→ **Task details**
Reproduce, character for character, the stretch of lines below from the first one through the line containing "q14-text-b: 的坐标为 — [372, 552, 433, 570]", both included.

(Region annotation lines)
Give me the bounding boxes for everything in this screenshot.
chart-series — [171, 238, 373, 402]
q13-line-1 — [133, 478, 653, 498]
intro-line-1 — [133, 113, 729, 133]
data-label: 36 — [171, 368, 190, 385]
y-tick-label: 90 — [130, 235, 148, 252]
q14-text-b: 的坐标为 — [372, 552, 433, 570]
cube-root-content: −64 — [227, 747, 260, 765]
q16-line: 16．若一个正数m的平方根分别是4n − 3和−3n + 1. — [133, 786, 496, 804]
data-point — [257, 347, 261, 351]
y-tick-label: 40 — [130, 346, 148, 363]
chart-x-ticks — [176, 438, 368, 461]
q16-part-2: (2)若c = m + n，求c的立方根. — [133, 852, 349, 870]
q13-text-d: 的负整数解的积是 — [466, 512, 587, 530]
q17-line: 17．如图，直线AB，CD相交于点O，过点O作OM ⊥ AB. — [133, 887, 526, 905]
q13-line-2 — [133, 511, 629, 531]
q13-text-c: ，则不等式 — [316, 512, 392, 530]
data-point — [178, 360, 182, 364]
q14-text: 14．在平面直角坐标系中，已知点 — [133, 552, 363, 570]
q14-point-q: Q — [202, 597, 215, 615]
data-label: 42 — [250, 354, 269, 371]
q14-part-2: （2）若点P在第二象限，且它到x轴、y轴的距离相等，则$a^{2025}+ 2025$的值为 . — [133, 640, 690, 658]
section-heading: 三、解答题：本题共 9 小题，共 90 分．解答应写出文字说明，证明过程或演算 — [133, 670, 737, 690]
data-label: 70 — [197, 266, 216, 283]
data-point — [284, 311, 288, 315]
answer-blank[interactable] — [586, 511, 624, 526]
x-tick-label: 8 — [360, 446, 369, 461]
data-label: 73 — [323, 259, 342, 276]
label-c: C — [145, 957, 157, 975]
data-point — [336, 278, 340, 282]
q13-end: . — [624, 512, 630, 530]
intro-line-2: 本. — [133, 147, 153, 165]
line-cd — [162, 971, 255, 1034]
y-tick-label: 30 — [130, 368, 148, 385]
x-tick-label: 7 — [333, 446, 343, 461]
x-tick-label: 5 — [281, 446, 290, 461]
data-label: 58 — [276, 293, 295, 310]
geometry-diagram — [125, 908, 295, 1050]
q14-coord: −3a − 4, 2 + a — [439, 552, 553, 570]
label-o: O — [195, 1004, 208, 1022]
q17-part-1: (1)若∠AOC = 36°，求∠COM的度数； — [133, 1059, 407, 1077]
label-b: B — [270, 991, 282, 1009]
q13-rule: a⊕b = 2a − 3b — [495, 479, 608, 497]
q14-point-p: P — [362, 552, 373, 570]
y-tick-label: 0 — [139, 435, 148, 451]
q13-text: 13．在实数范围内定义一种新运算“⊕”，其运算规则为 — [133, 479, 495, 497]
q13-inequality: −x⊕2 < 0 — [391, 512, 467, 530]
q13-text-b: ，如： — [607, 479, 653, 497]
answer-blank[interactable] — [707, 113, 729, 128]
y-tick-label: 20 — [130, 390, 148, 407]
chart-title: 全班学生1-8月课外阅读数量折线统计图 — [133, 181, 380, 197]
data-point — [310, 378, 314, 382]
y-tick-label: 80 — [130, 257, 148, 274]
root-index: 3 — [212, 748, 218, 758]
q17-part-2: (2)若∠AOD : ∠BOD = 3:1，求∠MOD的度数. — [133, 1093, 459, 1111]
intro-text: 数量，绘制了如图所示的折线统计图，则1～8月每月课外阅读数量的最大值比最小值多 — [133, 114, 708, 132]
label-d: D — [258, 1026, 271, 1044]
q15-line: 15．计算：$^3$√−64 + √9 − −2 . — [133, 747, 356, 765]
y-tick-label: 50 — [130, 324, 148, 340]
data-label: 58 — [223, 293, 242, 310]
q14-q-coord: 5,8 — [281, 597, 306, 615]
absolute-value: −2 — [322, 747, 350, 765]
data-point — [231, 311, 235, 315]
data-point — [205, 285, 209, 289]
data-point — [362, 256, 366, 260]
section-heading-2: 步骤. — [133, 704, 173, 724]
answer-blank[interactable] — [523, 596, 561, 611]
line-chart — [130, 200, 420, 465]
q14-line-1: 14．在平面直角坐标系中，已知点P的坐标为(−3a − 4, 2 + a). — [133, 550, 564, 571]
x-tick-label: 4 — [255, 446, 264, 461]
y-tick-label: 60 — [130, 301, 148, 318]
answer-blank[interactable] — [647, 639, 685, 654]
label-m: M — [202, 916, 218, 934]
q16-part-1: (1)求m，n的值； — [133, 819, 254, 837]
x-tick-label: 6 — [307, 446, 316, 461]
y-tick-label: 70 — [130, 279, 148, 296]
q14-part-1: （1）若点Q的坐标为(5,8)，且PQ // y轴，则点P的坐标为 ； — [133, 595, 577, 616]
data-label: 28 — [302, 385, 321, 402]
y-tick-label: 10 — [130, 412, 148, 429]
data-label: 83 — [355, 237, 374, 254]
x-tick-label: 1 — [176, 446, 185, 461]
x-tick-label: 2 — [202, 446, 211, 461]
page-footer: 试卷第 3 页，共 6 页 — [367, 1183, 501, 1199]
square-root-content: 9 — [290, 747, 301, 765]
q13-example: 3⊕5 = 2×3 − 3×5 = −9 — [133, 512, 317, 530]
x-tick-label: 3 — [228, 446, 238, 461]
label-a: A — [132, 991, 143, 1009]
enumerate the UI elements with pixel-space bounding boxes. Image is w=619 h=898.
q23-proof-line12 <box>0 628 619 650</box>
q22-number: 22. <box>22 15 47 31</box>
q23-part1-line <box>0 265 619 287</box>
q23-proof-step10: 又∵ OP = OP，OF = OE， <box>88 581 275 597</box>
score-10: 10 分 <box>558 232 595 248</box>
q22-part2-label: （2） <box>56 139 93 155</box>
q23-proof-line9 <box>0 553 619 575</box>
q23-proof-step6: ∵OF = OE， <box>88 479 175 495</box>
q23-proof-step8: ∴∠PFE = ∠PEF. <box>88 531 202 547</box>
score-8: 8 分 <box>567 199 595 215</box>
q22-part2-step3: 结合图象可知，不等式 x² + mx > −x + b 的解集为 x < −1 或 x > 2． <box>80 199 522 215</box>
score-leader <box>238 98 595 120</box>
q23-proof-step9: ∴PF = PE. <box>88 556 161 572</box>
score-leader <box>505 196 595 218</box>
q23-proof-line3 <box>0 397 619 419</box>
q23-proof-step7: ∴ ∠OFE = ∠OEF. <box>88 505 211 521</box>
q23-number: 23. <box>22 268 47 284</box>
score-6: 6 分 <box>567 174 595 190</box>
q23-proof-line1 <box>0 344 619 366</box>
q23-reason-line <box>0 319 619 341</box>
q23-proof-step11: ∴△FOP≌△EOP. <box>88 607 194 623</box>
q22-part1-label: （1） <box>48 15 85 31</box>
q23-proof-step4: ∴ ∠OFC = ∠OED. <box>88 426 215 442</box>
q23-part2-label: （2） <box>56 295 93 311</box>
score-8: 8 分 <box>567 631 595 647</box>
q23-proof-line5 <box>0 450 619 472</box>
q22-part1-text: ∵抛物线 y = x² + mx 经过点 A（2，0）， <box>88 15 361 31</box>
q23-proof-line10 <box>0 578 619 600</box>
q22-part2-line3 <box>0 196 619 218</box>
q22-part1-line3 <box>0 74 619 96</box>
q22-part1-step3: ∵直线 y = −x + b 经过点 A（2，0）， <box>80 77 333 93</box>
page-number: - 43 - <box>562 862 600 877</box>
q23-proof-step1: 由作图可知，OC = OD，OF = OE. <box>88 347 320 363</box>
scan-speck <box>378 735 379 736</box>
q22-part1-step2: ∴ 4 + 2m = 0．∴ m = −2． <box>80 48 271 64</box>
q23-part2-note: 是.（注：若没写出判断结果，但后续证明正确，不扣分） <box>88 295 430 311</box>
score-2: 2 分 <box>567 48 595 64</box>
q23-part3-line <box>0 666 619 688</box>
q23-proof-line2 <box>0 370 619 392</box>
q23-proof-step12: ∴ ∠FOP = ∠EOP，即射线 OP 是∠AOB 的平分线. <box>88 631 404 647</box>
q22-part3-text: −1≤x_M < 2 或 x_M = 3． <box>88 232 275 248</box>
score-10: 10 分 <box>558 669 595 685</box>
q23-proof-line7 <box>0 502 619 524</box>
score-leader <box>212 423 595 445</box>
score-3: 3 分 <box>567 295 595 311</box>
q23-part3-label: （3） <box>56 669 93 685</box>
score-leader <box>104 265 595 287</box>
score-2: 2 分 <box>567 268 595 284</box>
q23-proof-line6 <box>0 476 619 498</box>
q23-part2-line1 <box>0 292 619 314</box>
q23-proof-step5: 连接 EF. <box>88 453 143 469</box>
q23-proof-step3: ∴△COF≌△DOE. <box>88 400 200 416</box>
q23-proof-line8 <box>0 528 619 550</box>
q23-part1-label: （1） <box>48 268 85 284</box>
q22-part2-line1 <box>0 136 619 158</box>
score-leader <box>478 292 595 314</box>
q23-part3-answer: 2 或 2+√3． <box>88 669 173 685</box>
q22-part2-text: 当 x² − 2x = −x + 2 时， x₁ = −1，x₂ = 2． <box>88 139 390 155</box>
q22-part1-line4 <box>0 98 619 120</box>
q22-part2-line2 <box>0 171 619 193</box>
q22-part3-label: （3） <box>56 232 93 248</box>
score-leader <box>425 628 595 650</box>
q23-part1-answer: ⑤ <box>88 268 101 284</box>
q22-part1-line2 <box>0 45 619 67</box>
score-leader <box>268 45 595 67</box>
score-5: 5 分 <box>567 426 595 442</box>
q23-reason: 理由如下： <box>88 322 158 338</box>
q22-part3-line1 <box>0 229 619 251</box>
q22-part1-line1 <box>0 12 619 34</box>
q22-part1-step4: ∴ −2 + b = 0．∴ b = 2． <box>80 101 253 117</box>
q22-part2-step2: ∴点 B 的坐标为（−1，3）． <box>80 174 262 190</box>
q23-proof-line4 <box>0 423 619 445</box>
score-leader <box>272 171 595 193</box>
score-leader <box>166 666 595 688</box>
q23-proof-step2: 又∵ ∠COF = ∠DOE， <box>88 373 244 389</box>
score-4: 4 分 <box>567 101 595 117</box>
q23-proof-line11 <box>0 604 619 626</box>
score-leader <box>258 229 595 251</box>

→ **Output below**
Give me the bounding boxes for everything in this screenshot.
chart-series — [171, 238, 373, 402]
q13-line-1 — [133, 478, 653, 498]
intro-line-1 — [133, 113, 729, 133]
data-label: 36 — [171, 368, 190, 385]
y-tick-label: 90 — [130, 235, 148, 252]
q14-text-b: 的坐标为 — [372, 552, 433, 570]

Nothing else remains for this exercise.